■ **Directions for this task**: Express the data lines from the one that contains "- signal-line: [421, 244, 1351, 359]" through the one that contains "- rate-divider: [142, 433, 143, 473]", inclusive, as a JSON list of strings with one string per line and blank lines left out.

>>

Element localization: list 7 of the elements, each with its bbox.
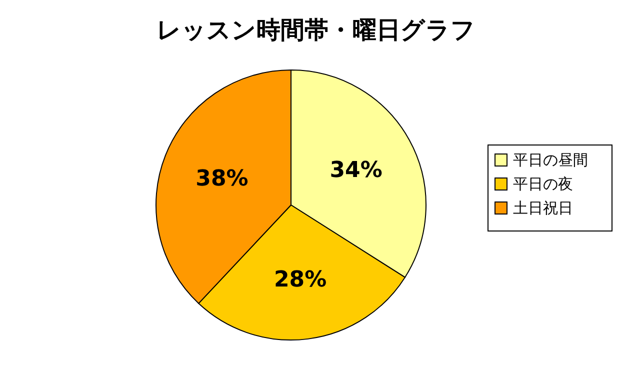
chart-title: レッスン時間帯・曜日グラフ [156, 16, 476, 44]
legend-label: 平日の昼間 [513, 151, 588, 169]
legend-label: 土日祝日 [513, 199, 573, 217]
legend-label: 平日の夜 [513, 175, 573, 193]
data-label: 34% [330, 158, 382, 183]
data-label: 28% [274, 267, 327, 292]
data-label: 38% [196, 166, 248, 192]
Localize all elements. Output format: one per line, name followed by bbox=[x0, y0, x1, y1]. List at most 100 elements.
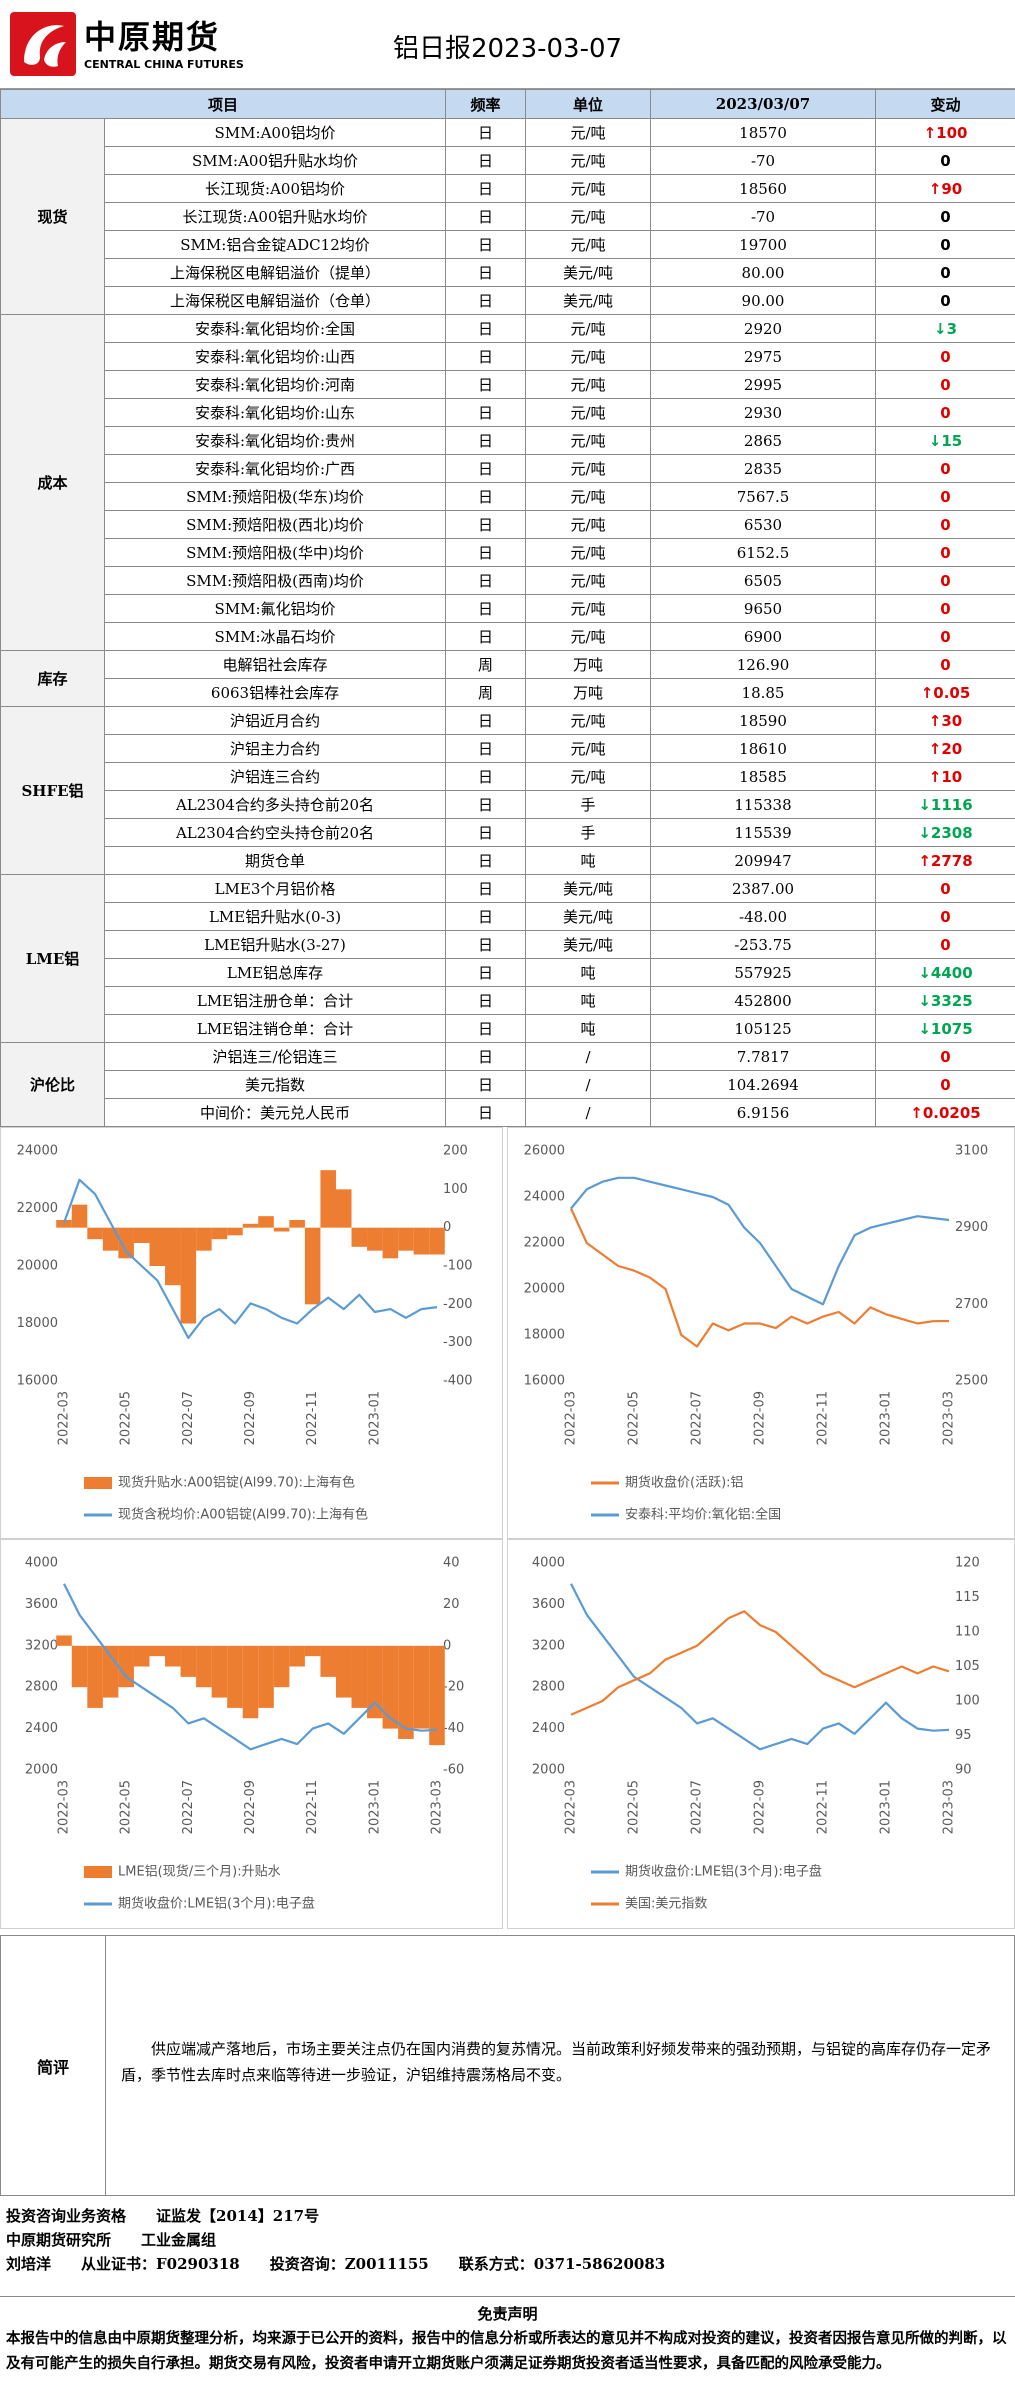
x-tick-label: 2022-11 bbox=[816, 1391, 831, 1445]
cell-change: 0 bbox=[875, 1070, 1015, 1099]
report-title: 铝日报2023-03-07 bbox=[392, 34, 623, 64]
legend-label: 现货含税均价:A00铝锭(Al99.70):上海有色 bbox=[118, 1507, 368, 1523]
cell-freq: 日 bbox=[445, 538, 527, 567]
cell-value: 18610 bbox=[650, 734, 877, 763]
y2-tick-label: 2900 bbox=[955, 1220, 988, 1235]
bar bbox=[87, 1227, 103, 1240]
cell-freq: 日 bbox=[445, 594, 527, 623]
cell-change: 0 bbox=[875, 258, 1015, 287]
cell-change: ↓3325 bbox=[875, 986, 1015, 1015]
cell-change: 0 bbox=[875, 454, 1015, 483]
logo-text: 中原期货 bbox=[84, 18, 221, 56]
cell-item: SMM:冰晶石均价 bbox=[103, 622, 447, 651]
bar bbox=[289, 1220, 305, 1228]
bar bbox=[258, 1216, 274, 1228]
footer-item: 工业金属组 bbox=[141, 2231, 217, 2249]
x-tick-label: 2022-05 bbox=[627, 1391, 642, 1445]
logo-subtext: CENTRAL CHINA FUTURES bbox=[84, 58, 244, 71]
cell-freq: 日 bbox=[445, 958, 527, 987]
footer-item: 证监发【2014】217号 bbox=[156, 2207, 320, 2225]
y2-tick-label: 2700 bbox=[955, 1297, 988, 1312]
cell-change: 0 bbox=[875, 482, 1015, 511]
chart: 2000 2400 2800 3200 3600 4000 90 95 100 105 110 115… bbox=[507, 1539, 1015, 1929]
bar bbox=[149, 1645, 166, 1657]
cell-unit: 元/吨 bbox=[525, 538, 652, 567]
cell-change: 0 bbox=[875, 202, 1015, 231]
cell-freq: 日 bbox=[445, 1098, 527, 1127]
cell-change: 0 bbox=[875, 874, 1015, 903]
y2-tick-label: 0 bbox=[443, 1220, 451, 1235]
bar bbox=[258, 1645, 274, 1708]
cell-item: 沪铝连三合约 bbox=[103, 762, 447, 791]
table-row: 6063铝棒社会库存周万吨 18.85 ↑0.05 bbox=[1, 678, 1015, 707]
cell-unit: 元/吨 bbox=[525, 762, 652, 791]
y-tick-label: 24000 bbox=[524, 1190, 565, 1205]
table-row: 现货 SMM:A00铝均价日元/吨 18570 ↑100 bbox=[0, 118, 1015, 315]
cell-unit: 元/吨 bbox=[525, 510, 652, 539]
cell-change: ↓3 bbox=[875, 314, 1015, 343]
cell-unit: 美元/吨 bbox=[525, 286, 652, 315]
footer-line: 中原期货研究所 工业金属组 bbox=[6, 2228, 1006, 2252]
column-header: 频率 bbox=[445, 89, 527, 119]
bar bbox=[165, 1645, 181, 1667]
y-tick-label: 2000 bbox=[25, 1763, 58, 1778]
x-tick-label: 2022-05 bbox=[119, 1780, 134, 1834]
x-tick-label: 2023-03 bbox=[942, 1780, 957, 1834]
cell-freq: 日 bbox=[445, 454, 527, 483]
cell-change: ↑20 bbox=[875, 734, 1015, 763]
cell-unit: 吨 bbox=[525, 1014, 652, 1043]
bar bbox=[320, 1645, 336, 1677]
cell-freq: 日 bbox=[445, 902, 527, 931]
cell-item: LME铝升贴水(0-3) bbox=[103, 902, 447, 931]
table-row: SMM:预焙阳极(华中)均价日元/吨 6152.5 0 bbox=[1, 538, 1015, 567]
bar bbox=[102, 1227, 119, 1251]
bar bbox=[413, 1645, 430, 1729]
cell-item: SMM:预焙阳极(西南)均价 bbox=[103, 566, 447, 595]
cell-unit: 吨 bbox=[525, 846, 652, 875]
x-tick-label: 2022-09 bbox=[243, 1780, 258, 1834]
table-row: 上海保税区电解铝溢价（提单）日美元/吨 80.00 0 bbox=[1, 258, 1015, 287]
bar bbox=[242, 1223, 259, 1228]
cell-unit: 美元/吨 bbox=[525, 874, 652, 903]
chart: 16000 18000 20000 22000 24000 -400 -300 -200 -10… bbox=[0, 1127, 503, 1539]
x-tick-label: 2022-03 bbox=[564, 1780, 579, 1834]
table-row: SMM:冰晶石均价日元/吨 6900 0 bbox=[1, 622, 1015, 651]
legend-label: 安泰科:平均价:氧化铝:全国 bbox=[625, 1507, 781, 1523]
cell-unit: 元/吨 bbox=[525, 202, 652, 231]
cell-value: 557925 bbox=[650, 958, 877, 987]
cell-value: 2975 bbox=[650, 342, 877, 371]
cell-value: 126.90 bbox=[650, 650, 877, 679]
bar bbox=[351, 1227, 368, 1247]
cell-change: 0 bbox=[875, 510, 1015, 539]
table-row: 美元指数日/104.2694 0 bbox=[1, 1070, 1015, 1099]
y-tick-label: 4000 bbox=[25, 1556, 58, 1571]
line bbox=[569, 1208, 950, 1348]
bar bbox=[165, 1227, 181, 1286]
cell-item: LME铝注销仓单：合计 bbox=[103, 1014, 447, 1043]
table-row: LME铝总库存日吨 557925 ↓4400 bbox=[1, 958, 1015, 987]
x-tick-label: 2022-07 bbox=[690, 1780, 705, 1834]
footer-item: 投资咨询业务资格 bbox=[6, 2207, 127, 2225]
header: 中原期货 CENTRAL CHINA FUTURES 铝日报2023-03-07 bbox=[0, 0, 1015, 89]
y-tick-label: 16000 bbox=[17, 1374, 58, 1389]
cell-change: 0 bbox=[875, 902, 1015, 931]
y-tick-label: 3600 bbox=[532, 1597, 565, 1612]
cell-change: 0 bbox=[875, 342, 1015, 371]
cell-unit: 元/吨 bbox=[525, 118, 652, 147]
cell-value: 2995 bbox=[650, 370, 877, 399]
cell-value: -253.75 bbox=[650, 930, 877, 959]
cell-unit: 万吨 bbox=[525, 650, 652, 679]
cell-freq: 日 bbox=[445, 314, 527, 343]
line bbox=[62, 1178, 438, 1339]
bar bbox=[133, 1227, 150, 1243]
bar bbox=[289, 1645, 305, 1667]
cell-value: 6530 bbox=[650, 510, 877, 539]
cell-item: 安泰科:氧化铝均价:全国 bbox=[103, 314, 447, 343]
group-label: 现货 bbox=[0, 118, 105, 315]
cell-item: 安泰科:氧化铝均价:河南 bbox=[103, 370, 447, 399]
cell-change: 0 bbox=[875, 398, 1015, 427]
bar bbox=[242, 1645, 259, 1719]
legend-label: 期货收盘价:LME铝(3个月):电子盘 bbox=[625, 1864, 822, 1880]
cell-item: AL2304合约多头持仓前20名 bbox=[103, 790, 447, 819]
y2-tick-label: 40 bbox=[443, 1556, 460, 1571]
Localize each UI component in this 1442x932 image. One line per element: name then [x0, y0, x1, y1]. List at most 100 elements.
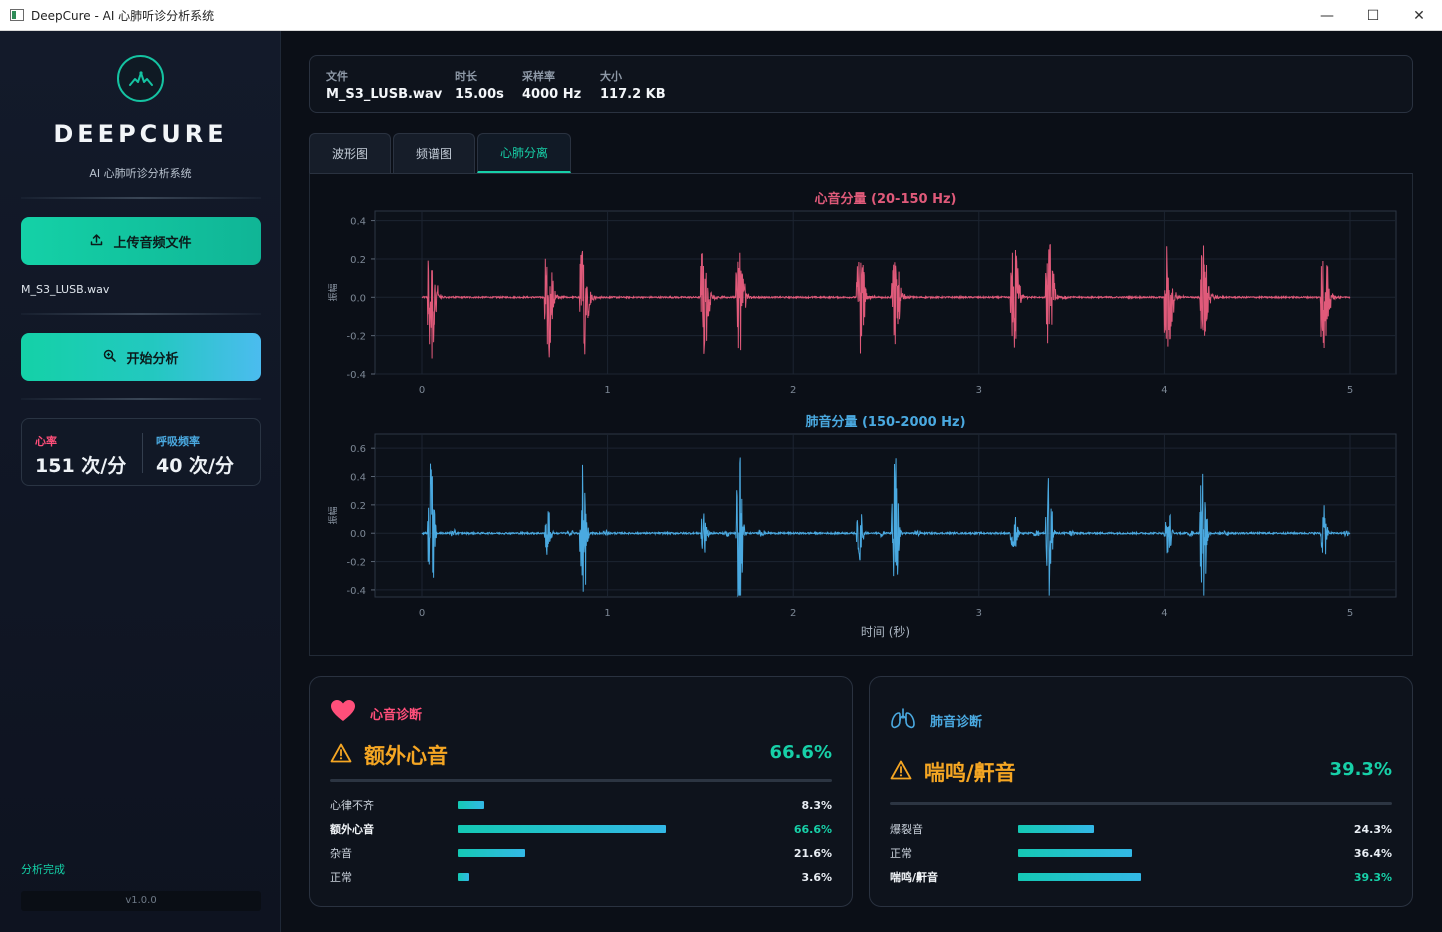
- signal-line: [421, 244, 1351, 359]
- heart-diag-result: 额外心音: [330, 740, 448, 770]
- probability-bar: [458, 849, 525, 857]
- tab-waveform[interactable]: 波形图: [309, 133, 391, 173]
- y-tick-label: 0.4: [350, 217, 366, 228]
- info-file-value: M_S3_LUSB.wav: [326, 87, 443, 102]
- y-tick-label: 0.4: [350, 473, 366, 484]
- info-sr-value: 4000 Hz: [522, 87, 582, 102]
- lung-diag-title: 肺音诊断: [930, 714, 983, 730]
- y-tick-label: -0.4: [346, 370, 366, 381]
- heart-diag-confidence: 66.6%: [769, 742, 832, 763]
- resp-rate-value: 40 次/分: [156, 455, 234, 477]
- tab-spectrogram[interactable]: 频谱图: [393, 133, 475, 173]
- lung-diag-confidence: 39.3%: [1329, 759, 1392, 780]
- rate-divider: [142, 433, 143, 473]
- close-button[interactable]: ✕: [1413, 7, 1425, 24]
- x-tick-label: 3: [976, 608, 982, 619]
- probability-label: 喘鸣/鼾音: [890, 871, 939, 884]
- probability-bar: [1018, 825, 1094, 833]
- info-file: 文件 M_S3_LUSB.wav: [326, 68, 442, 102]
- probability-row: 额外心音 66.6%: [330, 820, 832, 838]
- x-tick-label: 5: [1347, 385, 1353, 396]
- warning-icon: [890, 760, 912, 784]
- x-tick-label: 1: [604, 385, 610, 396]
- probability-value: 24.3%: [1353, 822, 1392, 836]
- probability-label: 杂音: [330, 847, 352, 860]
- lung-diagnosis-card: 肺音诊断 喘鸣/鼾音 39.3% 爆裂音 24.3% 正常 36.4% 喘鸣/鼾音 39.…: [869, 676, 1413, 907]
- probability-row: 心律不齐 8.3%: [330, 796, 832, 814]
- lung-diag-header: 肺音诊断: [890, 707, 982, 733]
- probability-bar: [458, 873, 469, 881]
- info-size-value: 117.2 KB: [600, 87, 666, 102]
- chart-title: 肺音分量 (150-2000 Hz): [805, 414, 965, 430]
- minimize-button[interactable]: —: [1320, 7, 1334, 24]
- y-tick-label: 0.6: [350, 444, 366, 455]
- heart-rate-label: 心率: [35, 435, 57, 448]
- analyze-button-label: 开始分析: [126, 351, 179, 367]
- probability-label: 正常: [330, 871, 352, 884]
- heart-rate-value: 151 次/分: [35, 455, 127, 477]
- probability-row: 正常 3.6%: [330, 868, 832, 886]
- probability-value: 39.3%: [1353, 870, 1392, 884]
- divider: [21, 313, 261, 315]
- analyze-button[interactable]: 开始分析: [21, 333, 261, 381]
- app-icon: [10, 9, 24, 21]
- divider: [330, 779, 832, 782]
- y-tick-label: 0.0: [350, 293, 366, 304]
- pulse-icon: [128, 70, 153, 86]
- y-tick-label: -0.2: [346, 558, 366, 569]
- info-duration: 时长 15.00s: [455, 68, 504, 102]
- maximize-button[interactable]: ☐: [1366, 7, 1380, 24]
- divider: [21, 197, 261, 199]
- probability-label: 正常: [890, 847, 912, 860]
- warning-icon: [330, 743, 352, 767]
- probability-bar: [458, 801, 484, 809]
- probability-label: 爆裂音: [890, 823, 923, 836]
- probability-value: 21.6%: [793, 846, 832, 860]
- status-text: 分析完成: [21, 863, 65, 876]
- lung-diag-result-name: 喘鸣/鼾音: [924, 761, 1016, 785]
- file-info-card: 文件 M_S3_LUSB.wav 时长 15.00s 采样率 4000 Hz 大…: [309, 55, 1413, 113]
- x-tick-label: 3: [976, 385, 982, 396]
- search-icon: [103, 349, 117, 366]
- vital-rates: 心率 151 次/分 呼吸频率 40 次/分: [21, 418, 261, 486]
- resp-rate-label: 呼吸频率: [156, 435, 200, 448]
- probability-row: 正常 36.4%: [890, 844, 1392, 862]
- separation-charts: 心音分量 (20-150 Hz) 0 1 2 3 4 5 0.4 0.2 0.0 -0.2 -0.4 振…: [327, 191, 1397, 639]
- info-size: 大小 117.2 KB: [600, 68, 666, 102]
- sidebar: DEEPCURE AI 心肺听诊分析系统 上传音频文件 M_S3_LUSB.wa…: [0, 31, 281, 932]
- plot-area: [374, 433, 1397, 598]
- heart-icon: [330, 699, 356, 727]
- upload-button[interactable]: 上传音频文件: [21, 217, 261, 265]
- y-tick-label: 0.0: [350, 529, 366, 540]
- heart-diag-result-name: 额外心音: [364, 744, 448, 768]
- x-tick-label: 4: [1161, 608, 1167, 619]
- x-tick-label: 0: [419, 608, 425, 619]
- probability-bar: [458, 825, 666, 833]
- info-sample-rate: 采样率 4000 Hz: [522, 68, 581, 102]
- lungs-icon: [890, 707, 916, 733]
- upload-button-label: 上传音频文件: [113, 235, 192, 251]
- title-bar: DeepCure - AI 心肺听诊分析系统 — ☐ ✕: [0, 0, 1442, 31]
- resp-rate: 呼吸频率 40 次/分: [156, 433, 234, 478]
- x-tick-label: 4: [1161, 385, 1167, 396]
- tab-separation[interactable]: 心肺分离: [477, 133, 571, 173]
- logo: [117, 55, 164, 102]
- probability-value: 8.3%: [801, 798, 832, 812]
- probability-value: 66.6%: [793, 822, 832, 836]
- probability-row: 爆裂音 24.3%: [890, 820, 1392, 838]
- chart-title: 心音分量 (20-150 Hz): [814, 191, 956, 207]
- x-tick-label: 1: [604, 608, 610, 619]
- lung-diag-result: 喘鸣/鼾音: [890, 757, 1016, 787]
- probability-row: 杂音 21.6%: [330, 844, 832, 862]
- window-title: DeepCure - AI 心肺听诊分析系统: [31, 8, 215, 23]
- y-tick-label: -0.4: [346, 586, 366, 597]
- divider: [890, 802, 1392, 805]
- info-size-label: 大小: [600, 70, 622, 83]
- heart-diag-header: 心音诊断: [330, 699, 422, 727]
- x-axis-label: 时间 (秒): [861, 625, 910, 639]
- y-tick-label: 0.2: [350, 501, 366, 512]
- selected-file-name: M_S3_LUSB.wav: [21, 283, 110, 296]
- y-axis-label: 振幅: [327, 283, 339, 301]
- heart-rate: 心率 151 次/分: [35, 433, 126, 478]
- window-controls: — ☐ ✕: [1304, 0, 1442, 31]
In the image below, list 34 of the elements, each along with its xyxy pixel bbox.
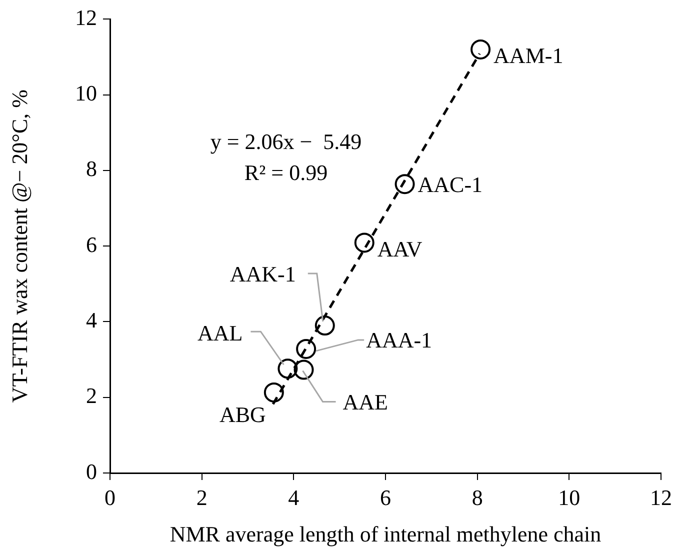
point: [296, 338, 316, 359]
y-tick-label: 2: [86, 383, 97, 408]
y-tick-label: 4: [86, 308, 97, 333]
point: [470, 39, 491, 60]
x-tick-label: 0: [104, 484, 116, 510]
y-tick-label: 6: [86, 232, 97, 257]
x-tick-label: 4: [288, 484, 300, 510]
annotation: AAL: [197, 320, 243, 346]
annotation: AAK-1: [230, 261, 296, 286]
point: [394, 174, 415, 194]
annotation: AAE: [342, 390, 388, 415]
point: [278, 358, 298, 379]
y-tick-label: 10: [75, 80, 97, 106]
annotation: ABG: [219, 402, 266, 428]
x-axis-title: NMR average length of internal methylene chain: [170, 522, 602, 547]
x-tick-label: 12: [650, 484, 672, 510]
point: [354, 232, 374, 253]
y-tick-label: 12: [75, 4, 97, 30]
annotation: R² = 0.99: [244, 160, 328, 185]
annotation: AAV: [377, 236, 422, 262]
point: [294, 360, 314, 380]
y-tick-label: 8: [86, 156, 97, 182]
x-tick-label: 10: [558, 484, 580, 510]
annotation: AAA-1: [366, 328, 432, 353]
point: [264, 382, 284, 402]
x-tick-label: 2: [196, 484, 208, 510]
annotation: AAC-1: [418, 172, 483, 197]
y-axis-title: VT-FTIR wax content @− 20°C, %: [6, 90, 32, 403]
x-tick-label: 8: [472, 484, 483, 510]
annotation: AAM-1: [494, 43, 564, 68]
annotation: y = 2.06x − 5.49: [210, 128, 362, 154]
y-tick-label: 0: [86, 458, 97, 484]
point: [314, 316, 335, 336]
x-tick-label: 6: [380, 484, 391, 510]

<<

■ **Full response**:
[
  "- signal-line: [421, 244, 1351, 359]",
  "- heart-diag-result: 额外心音: [330, 740, 448, 770]",
  "- probability-bar: [458, 849, 525, 857]",
  "- tab-waveform[interactable]: 波形图: [309, 133, 391, 173]",
  "- y-tick-label: 0.4: [350, 217, 366, 228]",
  "- info-file-value: M_S3_LUSB.wav: [326, 87, 443, 102]",
  "- y-tick-label: 0.4: [350, 473, 366, 484]",
  "- info-sr-value: 4000 Hz: [522, 87, 582, 102]",
  "- lung-diag-title: 肺音诊断: [930, 714, 983, 730]",
  "- y-tick-label: -0.4: [346, 370, 366, 381]",
  "- heart-diag-confidence: 66.6%: [769, 742, 832, 763]",
  "- resp-rate-value: 40 次/分: [156, 455, 234, 477]",
  "- tab-spectrogram[interactable]: 频谱图: [393, 133, 475, 173]",
  "- lung-diag-confidence: 39.3%: [1329, 759, 1392, 780]",
  "- rate-divider: [142, 433, 143, 473]"
]